- [Extracted records]
———
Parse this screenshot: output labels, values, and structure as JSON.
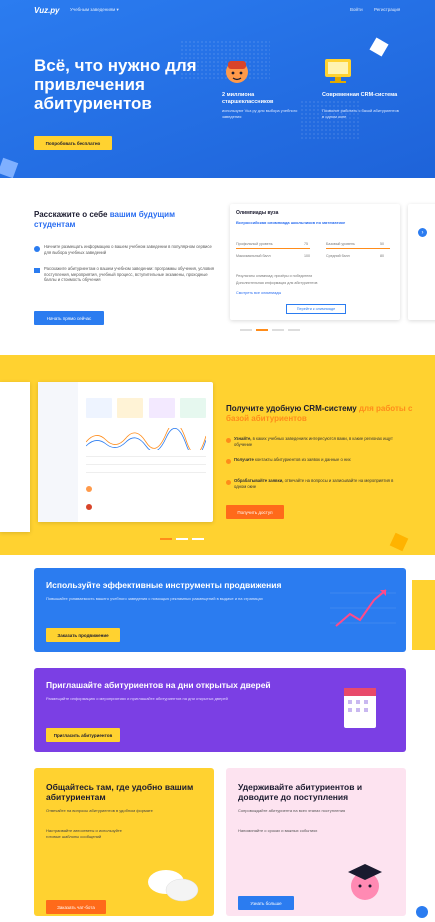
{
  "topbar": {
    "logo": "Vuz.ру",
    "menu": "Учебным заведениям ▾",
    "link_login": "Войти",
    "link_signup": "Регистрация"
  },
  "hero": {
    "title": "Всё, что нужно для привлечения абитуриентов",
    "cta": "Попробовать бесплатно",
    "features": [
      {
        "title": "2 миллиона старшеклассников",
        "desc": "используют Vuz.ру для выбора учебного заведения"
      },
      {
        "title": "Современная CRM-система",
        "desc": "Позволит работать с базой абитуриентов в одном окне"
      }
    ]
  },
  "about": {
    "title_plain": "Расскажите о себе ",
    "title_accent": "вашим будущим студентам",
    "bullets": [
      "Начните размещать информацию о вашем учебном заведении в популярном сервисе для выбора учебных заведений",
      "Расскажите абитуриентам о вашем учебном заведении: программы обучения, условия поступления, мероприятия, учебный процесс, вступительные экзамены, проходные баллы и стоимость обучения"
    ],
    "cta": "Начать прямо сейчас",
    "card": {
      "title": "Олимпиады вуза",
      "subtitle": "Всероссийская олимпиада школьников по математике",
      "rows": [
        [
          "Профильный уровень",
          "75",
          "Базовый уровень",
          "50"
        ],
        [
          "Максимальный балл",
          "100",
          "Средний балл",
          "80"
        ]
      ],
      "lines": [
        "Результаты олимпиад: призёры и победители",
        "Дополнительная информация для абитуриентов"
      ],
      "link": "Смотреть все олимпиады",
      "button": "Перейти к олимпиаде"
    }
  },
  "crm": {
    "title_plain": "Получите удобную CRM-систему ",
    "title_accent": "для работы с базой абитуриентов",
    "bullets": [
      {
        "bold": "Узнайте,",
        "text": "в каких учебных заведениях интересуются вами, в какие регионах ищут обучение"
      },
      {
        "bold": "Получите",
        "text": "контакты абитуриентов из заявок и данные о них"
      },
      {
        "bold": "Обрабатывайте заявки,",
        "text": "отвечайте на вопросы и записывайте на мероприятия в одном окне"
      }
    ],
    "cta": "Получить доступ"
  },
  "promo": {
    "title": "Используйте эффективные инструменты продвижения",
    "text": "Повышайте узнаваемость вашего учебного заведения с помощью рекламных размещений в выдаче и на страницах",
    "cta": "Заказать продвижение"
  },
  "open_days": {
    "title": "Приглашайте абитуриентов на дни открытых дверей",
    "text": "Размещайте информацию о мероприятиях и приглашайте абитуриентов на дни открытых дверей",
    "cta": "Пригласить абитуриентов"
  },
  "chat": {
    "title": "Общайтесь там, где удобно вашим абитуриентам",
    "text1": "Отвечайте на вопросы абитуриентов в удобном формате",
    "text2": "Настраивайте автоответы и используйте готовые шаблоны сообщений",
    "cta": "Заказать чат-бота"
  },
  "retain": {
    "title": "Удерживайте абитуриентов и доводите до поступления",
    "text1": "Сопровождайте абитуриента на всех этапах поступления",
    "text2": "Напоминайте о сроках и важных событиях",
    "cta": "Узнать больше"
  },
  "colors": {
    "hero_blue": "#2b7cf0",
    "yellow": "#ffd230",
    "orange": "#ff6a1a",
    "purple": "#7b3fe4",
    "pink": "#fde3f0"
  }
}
———
- [EXERCISE DESCRIPTION]
Print the complete listing exactly, apart from any pictures.

- [ANSWER BELOW]
Parse this screenshot: output labels, values, and structure as JSON.
{
  "topbar": {
    "logo": "Vuz.ру",
    "menu": "Учебным заведениям ▾",
    "link_login": "Войти",
    "link_signup": "Регистрация"
  },
  "hero": {
    "title": "Всё, что нужно для привлечения абитуриентов",
    "cta": "Попробовать бесплатно",
    "features": [
      {
        "title": "2 миллиона старшеклассников",
        "desc": "используют Vuz.ру для выбора учебного заведения"
      },
      {
        "title": "Современная CRM-система",
        "desc": "Позволит работать с базой абитуриентов в одном окне"
      }
    ]
  },
  "about": {
    "title_plain": "Расскажите о себе ",
    "title_accent": "вашим будущим студентам",
    "bullets": [
      "Начните размещать информацию о вашем учебном заведении в популярном сервисе для выбора учебных заведений",
      "Расскажите абитуриентам о вашем учебном заведении: программы обучения, условия поступления, мероприятия, учебный процесс, вступительные экзамены, проходные баллы и стоимость обучения"
    ],
    "cta": "Начать прямо сейчас",
    "card": {
      "title": "Олимпиады вуза",
      "subtitle": "Всероссийская олимпиада школьников по математике",
      "rows": [
        [
          "Профильный уровень",
          "75",
          "Базовый уровень",
          "50"
        ],
        [
          "Максимальный балл",
          "100",
          "Средний балл",
          "80"
        ]
      ],
      "lines": [
        "Результаты олимпиад: призёры и победители",
        "Дополнительная информация для абитуриентов"
      ],
      "link": "Смотреть все олимпиады",
      "button": "Перейти к олимпиаде"
    }
  },
  "crm": {
    "title_plain": "Получите удобную CRM-систему ",
    "title_accent": "для работы с базой абитуриентов",
    "bullets": [
      {
        "bold": "Узнайте,",
        "text": "в каких учебных заведениях интересуются вами, в какие регионах ищут обучение"
      },
      {
        "bold": "Получите",
        "text": "контакты абитуриентов из заявок и данные о них"
      },
      {
        "bold": "Обрабатывайте заявки,",
        "text": "отвечайте на вопросы и записывайте на мероприятия в одном окне"
      }
    ],
    "cta": "Получить доступ"
  },
  "promo": {
    "title": "Используйте эффективные инструменты продвижения",
    "text": "Повышайте узнаваемость вашего учебного заведения с помощью рекламных размещений в выдаче и на страницах",
    "cta": "Заказать продвижение"
  },
  "open_days": {
    "title": "Приглашайте абитуриентов на дни открытых дверей",
    "text": "Размещайте информацию о мероприятиях и приглашайте абитуриентов на дни открытых дверей",
    "cta": "Пригласить абитуриентов"
  },
  "chat": {
    "title": "Общайтесь там, где удобно вашим абитуриентам",
    "text1": "Отвечайте на вопросы абитуриентов в удобном формате",
    "text2": "Настраивайте автоответы и используйте готовые шаблоны сообщений",
    "cta": "Заказать чат-бота"
  },
  "retain": {
    "title": "Удерживайте абитуриентов и доводите до поступления",
    "text1": "Сопровождайте абитуриента на всех этапах поступления",
    "text2": "Напоминайте о сроках и важных событиях",
    "cta": "Узнать больше"
  },
  "colors": {
    "hero_blue": "#2b7cf0",
    "yellow": "#ffd230",
    "orange": "#ff6a1a",
    "purple": "#7b3fe4",
    "pink": "#fde3f0"
  }
}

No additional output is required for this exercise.